## Exercise brief:
Collect every line in the records below that contains the word "Reboot".

Records excerpted from a collection:
— BEGIN —

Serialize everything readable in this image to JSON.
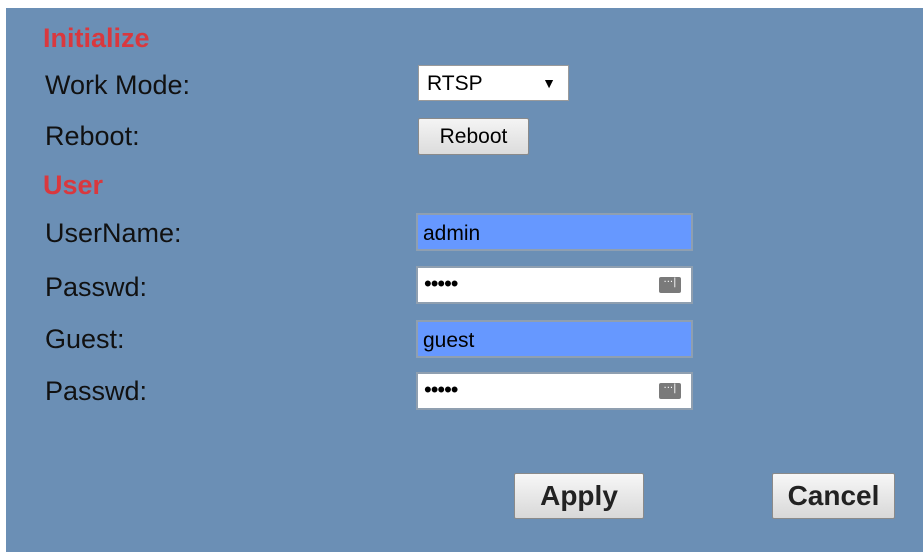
{
  "initialize": {
    "heading": "Initialize",
    "work_mode_label": "Work Mode:",
    "work_mode_value": "RTSP",
    "reboot_label": "Reboot:",
    "reboot_button": "Reboot"
  },
  "user": {
    "heading": "User",
    "username_label": "UserName:",
    "username_value": "admin",
    "passwd_label": "Passwd:",
    "passwd_mask": "•••••",
    "guest_label": "Guest:",
    "guest_value": "guest",
    "guest_passwd_label": "Passwd:",
    "guest_passwd_mask": "•••••"
  },
  "actions": {
    "apply": "Apply",
    "cancel": "Cancel"
  },
  "icons": {
    "dropdown": "chevron-down-icon",
    "password_key": "password-key-icon"
  },
  "colors": {
    "panel": "#6b8fb5",
    "heading": "#d9383e",
    "autofill": "#6698ff"
  }
}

— END —

## Final answer:
    "reboot_label": "Reboot:",
    "reboot_button": "Reboot"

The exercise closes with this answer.